**What you will do**.
Restate the entire listing word for word.

* BEGIN Data in this exercise *

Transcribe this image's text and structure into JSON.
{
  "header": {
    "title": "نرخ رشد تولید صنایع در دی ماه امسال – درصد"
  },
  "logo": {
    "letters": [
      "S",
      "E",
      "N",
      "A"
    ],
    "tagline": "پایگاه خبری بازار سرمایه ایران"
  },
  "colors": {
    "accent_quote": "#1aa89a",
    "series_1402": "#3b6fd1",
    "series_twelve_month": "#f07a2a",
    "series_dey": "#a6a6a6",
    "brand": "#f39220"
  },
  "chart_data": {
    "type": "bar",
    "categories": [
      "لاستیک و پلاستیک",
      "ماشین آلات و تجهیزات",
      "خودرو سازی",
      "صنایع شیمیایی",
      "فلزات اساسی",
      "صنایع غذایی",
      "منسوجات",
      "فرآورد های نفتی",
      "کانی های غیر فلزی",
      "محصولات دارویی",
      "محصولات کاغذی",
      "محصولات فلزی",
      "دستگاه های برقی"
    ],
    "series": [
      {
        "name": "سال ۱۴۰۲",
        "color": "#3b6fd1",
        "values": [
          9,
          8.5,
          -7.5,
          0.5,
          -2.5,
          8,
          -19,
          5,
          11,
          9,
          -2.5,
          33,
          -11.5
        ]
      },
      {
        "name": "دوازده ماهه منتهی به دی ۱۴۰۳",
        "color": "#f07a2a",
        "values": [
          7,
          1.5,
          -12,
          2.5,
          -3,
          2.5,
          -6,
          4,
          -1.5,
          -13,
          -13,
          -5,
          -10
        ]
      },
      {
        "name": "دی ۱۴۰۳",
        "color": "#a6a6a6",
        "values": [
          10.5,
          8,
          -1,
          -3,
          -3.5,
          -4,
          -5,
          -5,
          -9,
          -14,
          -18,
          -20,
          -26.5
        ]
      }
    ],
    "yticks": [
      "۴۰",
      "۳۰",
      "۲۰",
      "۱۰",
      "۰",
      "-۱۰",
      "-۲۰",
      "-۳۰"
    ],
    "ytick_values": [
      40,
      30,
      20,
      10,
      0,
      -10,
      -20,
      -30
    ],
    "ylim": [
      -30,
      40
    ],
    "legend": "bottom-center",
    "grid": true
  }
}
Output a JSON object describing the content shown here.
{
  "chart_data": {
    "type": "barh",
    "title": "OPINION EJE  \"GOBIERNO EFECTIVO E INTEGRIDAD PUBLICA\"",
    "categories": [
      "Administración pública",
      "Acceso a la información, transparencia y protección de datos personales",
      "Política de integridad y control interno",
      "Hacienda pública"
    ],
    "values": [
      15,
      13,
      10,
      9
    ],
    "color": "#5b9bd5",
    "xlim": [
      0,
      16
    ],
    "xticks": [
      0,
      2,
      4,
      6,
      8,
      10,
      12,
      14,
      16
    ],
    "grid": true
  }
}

* END Data in this exercise *

**Response to the exercise**.
Transcribe this image's text and structure into JSON.
{
  "header": {
    "title": "نرخ رشد تولید صنایع در دی ماه امسال – درصد"
  },
  "logo": {
    "letters": [
      "S",
      "E",
      "N",
      "A"
    ],
    "tagline": "پایگاه خبری بازار سرمایه ایران"
  },
  "colors": {
    "accent_quote": "#1aa89a",
    "series_1402": "#3b6fd1",
    "series_twelve_month": "#f07a2a",
    "series_dey": "#a6a6a6",
    "brand": "#f39220"
  },
  "chart_data": {
    "type": "bar",
    "categories": [
      "لاستیک و پلاستیک",
      "ماشین آلات و تجهیزات",
      "خودرو سازی",
      "صنایع شیمیایی",
      "فلزات اساسی",
      "صنایع غذایی",
      "منسوجات",
      "فرآورد های نفتی",
      "کانی های غیر فلزی",
      "محصولات دارویی",
      "محصولات کاغذی",
      "محصولات فلزی",
      "دستگاه های برقی"
    ],
    "series": [
      {
        "name": "سال ۱۴۰۲",
        "color": "#3b6fd1",
        "values": [
          9,
          8.5,
          -7.5,
          0.5,
          -2.5,
          8,
          -19,
          5,
          11,
          9,
          -2.5,
          33,
          -11.5
        ]
      },
      {
        "name": "دوازده ماهه منتهی به دی ۱۴۰۳",
        "color": "#f07a2a",
        "values": [
          7,
          1.5,
          -12,
          2.5,
          -3,
          2.5,
          -6,
          4,
          -1.5,
          -13,
          -13,
          -5,
          -10
        ]
      },
      {
        "name": "دی ۱۴۰۳",
        "color": "#a6a6a6",
        "values": [
          10.5,
          8,
          -1,
          -3,
          -3.5,
          -4,
          -5,
          -5,
          -9,
          -14,
          -18,
          -20,
          -26.5
        ]
      }
    ],
    "yticks": [
      "۴۰",
      "۳۰",
      "۲۰",
      "۱۰",
      "۰",
      "-۱۰",
      "-۲۰",
      "-۳۰"
    ],
    "ytick_values": [
      40,
      30,
      20,
      10,
      0,
      -10,
      -20,
      -30
    ],
    "ylim": [
      -30,
      40
    ],
    "legend": "bottom-center",
    "grid": true
  }
}
Output a JSON object describing the content shown here.
{
  "chart_data": {
    "type": "barh",
    "title": "OPINION EJE  \"GOBIERNO EFECTIVO E INTEGRIDAD PUBLICA\"",
    "categories": [
      "Administración pública",
      "Acceso a la información, transparencia y protección de datos personales",
      "Política de integridad y control interno",
      "Hacienda pública"
    ],
    "values": [
      15,
      13,
      10,
      9
    ],
    "color": "#5b9bd5",
    "xlim": [
      0,
      16
    ],
    "xticks": [
      0,
      2,
      4,
      6,
      8,
      10,
      12,
      14,
      16
    ],
    "grid": true
  }
}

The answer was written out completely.